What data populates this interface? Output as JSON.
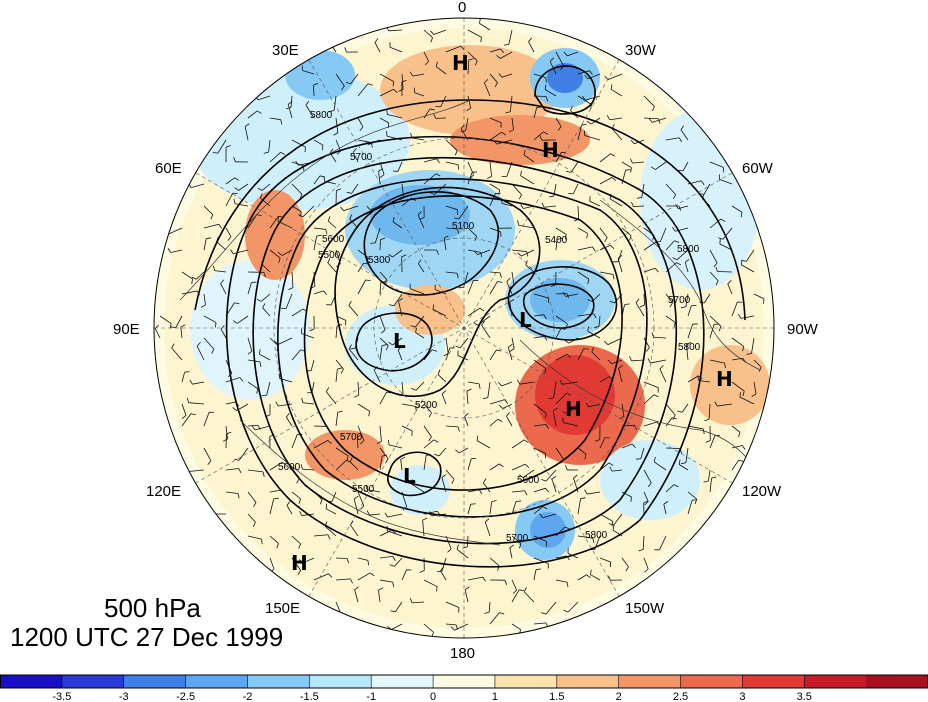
{
  "map": {
    "lon_labels": [
      {
        "text": "0",
        "key": "lon-0"
      },
      {
        "text": "30W",
        "key": "lon-30w"
      },
      {
        "text": "60W",
        "key": "lon-60w"
      },
      {
        "text": "90W",
        "key": "lon-90w"
      },
      {
        "text": "120W",
        "key": "lon-120w"
      },
      {
        "text": "150W",
        "key": "lon-150w"
      },
      {
        "text": "180",
        "key": "lon-180"
      },
      {
        "text": "150E",
        "key": "lon-150e"
      },
      {
        "text": "120E",
        "key": "lon-120e"
      },
      {
        "text": "90E",
        "key": "lon-90e"
      },
      {
        "text": "60E",
        "key": "lon-60e"
      },
      {
        "text": "30E",
        "key": "lon-30e"
      }
    ],
    "pressure_centers": [
      {
        "label": "H"
      },
      {
        "label": "H"
      },
      {
        "label": "H"
      },
      {
        "label": "H"
      },
      {
        "label": "H"
      },
      {
        "label": "L"
      },
      {
        "label": "L"
      },
      {
        "label": "L"
      }
    ],
    "contour_labels": [
      "5800",
      "5700",
      "5600",
      "5500",
      "5400",
      "5300",
      "5200",
      "5100",
      "5800",
      "5700",
      "5800",
      "5600",
      "5700",
      "5600",
      "5500",
      "5700",
      "5800"
    ],
    "colors": {
      "positive": "#e8453c",
      "negative": "#3f8fe0",
      "land_lines": "#333333"
    }
  },
  "title": {
    "level": "500 hPa",
    "time": "1200 UTC 27 Dec 1999"
  },
  "colorbar": {
    "colors": [
      "#1a0fc8",
      "#2a3ad6",
      "#3f7fe6",
      "#5ea6f0",
      "#86c9f4",
      "#b6e6fa",
      "#e3f7fb",
      "#fdfbe1",
      "#fbe3b0",
      "#f8c08a",
      "#f29668",
      "#eb6a4d",
      "#e13a35",
      "#c71d2a",
      "#a8101f"
    ],
    "tick_labels": [
      "-3.5",
      "-3",
      "-2.5",
      "-2",
      "-1.5",
      "-1",
      "0",
      "1",
      "1.5",
      "2",
      "2.5",
      "3",
      "3.5"
    ]
  }
}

━━━

== WRITTEN INSTRUCTION ==
Pick out, from the lines above, every one that contains the string "text".

== RESPONSE ==
        "text": "0",
        "text": "30W",
        "text": "60W",
        "text": "90W",
        "text": "120W",
        "text": "150W",
        "text": "180",
        "text": "150E",
        "text": "120E",
        "text": "90E",
        "text": "60E",
        "text": "30E",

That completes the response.